Data for this task
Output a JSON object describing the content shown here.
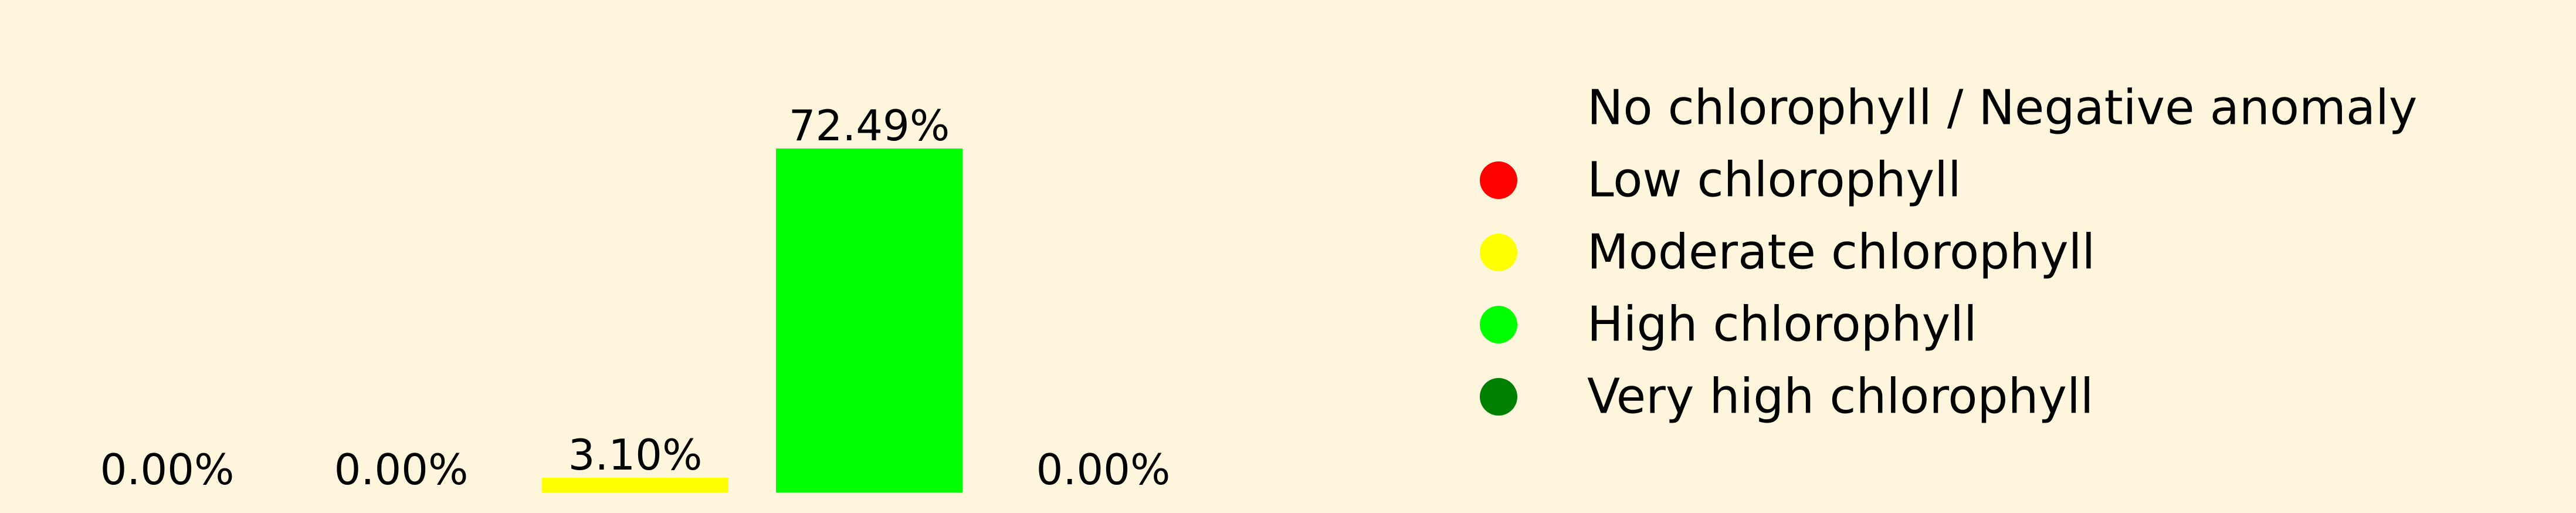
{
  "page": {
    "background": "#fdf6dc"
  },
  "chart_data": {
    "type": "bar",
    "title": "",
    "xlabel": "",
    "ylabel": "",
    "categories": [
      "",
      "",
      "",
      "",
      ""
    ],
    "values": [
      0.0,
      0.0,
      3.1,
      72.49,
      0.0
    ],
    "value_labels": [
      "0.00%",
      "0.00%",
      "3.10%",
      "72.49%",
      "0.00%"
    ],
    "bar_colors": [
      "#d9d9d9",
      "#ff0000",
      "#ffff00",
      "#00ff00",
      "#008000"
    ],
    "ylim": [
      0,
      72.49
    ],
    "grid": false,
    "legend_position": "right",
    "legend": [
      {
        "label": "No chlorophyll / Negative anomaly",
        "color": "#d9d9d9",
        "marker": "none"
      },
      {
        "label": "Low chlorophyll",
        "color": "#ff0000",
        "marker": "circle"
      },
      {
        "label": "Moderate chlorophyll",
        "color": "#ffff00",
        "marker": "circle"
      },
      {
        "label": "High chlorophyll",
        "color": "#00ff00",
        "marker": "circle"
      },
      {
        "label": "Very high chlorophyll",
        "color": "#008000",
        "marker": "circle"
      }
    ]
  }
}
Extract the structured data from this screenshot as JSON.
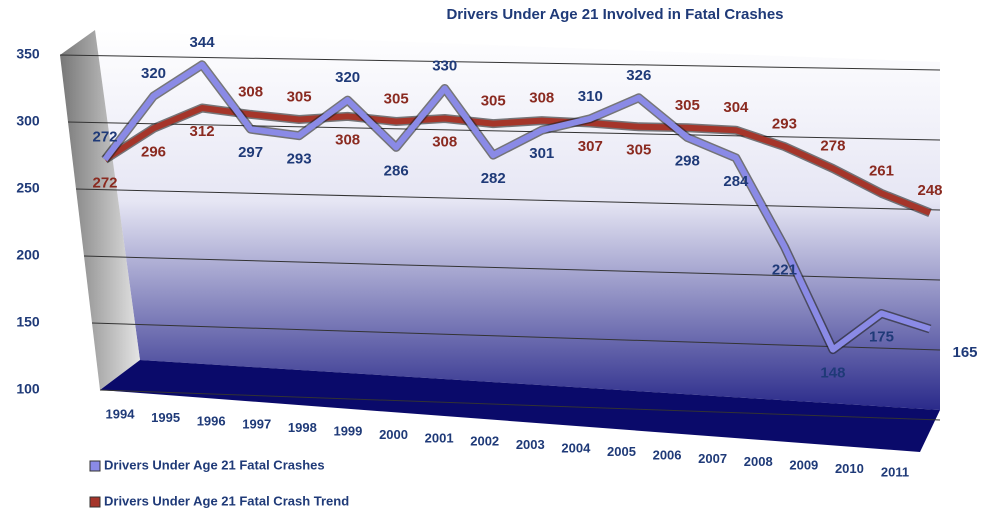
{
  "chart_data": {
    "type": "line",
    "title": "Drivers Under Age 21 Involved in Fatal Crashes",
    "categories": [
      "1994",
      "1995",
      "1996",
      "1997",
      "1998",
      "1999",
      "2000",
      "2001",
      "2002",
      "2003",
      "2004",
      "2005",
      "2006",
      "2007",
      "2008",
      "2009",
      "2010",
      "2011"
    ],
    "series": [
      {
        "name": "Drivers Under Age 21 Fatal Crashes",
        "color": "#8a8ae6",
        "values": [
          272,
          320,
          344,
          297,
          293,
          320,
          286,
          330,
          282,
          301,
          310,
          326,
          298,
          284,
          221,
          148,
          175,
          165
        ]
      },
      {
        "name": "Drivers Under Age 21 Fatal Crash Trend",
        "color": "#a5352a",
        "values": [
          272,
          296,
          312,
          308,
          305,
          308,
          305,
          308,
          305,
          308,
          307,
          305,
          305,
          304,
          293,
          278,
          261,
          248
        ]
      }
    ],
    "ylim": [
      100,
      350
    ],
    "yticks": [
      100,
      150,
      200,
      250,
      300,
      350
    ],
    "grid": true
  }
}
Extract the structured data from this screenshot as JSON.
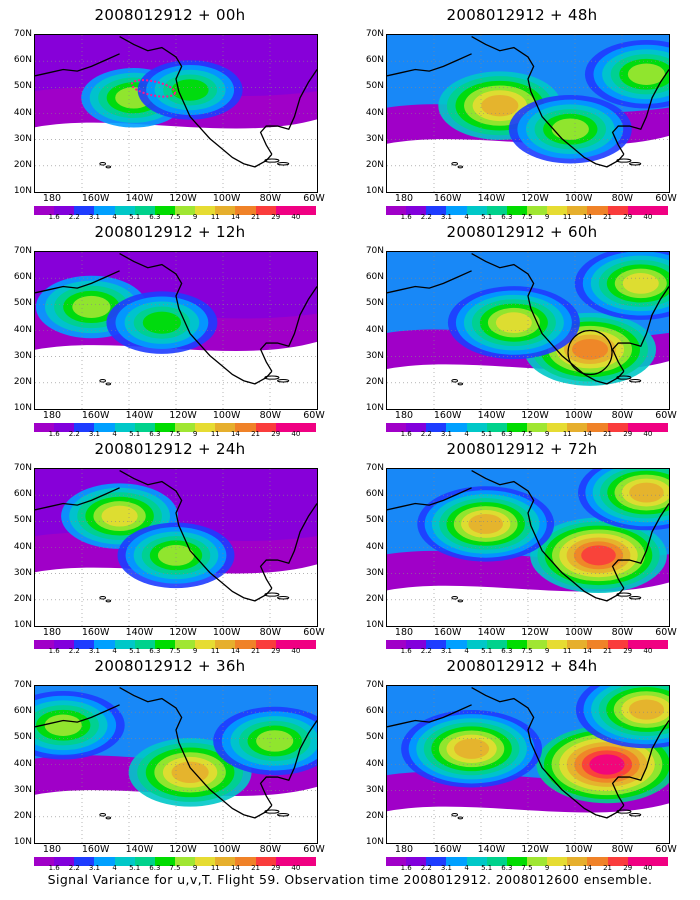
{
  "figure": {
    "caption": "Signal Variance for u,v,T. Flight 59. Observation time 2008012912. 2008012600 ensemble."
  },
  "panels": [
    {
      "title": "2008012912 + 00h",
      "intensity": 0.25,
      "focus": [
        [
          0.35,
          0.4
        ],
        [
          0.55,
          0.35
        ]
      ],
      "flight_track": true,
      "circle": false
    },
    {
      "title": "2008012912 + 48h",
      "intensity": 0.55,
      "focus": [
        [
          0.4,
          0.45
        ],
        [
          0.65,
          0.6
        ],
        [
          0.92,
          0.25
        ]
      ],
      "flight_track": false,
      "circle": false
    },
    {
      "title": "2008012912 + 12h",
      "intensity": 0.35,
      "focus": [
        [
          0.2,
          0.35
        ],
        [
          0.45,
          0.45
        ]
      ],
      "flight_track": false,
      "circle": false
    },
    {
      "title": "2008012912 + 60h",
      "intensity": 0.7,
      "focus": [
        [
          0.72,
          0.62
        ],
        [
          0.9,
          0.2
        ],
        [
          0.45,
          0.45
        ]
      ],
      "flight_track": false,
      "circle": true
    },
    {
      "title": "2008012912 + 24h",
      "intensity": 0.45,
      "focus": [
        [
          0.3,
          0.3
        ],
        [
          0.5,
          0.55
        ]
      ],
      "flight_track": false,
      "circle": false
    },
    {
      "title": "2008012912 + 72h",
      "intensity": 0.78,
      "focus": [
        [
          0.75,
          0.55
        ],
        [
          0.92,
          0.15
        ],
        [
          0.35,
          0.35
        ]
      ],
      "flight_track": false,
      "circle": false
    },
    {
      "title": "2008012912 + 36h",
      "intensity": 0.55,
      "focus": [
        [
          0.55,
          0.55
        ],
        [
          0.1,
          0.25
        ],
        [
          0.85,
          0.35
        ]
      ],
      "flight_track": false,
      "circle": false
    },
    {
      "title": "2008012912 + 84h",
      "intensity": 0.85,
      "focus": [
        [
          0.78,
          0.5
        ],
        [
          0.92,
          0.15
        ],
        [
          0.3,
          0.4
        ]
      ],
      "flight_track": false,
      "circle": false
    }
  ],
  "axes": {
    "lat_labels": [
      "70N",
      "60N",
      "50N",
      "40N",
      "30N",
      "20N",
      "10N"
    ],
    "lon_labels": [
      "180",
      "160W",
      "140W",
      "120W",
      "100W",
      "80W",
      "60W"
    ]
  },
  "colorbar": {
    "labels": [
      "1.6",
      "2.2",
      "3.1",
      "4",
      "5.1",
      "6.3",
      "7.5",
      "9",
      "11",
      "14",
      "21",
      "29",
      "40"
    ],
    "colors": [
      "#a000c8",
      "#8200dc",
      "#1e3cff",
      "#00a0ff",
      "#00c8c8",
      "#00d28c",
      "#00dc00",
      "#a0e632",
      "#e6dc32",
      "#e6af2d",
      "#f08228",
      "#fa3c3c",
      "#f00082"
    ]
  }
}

What you have to do
Copy the listing word for word, excluding its pictures.

Answer for this exercise
Output a JSON object describing the content shown here.
{
  "page": {
    "background": "#fdf6dc"
  },
  "chart_data": {
    "type": "bar",
    "title": "",
    "xlabel": "",
    "ylabel": "",
    "categories": [
      "",
      "",
      "",
      "",
      ""
    ],
    "values": [
      0.0,
      0.0,
      3.1,
      72.49,
      0.0
    ],
    "value_labels": [
      "0.00%",
      "0.00%",
      "3.10%",
      "72.49%",
      "0.00%"
    ],
    "bar_colors": [
      "#d9d9d9",
      "#ff0000",
      "#ffff00",
      "#00ff00",
      "#008000"
    ],
    "ylim": [
      0,
      72.49
    ],
    "grid": false,
    "legend_position": "right",
    "legend": [
      {
        "label": "No chlorophyll / Negative anomaly",
        "color": "#d9d9d9",
        "marker": "none"
      },
      {
        "label": "Low chlorophyll",
        "color": "#ff0000",
        "marker": "circle"
      },
      {
        "label": "Moderate chlorophyll",
        "color": "#ffff00",
        "marker": "circle"
      },
      {
        "label": "High chlorophyll",
        "color": "#00ff00",
        "marker": "circle"
      },
      {
        "label": "Very high chlorophyll",
        "color": "#008000",
        "marker": "circle"
      }
    ]
  }
}
Extract the structured data from this screenshot as JSON.
{
  "chart_data": {
    "type": "line",
    "title": "Drivers Under Age 21 Involved in Fatal Crashes",
    "categories": [
      "1994",
      "1995",
      "1996",
      "1997",
      "1998",
      "1999",
      "2000",
      "2001",
      "2002",
      "2003",
      "2004",
      "2005",
      "2006",
      "2007",
      "2008",
      "2009",
      "2010",
      "2011"
    ],
    "series": [
      {
        "name": "Drivers Under Age 21 Fatal Crashes",
        "color": "#8a8ae6",
        "values": [
          272,
          320,
          344,
          297,
          293,
          320,
          286,
          330,
          282,
          301,
          310,
          326,
          298,
          284,
          221,
          148,
          175,
          165
        ]
      },
      {
        "name": "Drivers Under Age 21 Fatal Crash Trend",
        "color": "#a5352a",
        "values": [
          272,
          296,
          312,
          308,
          305,
          308,
          305,
          308,
          305,
          308,
          307,
          305,
          305,
          304,
          293,
          278,
          261,
          248
        ]
      }
    ],
    "ylim": [
      100,
      350
    ],
    "yticks": [
      100,
      150,
      200,
      250,
      300,
      350
    ],
    "grid": true
  }
}
Extract the structured data from this screenshot as JSON.
{
  "figure": {
    "caption": "Signal Variance for u,v,T. Flight 59. Observation time 2008012912. 2008012600 ensemble."
  },
  "panels": [
    {
      "title": "2008012912 + 00h",
      "intensity": 0.25,
      "focus": [
        [
          0.35,
          0.4
        ],
        [
          0.55,
          0.35
        ]
      ],
      "flight_track": true,
      "circle": false
    },
    {
      "title": "2008012912 + 48h",
      "intensity": 0.55,
      "focus": [
        [
          0.4,
          0.45
        ],
        [
          0.65,
          0.6
        ],
        [
          0.92,
          0.25
        ]
      ],
      "flight_track": false,
      "circle": false
    },
    {
      "title": "2008012912 + 12h",
      "intensity": 0.35,
      "focus": [
        [
          0.2,
          0.35
        ],
        [
          0.45,
          0.45
        ]
      ],
      "flight_track": false,
      "circle": false
    },
    {
      "title": "2008012912 + 60h",
      "intensity": 0.7,
      "focus": [
        [
          0.72,
          0.62
        ],
        [
          0.9,
          0.2
        ],
        [
          0.45,
          0.45
        ]
      ],
      "flight_track": false,
      "circle": true
    },
    {
      "title": "2008012912 + 24h",
      "intensity": 0.45,
      "focus": [
        [
          0.3,
          0.3
        ],
        [
          0.5,
          0.55
        ]
      ],
      "flight_track": false,
      "circle": false
    },
    {
      "title": "2008012912 + 72h",
      "intensity": 0.78,
      "focus": [
        [
          0.75,
          0.55
        ],
        [
          0.92,
          0.15
        ],
        [
          0.35,
          0.35
        ]
      ],
      "flight_track": false,
      "circle": false
    },
    {
      "title": "2008012912 + 36h",
      "intensity": 0.55,
      "focus": [
        [
          0.55,
          0.55
        ],
        [
          0.1,
          0.25
        ],
        [
          0.85,
          0.35
        ]
      ],
      "flight_track": false,
      "circle": false
    },
    {
      "title": "2008012912 + 84h",
      "intensity": 0.85,
      "focus": [
        [
          0.78,
          0.5
        ],
        [
          0.92,
          0.15
        ],
        [
          0.3,
          0.4
        ]
      ],
      "flight_track": false,
      "circle": false
    }
  ],
  "axes": {
    "lat_labels": [
      "70N",
      "60N",
      "50N",
      "40N",
      "30N",
      "20N",
      "10N"
    ],
    "lon_labels": [
      "180",
      "160W",
      "140W",
      "120W",
      "100W",
      "80W",
      "60W"
    ]
  },
  "colorbar": {
    "labels": [
      "1.6",
      "2.2",
      "3.1",
      "4",
      "5.1",
      "6.3",
      "7.5",
      "9",
      "11",
      "14",
      "21",
      "29",
      "40"
    ],
    "colors": [
      "#a000c8",
      "#8200dc",
      "#1e3cff",
      "#00a0ff",
      "#00c8c8",
      "#00d28c",
      "#00dc00",
      "#a0e632",
      "#e6dc32",
      "#e6af2d",
      "#f08228",
      "#fa3c3c",
      "#f00082"
    ]
  }
}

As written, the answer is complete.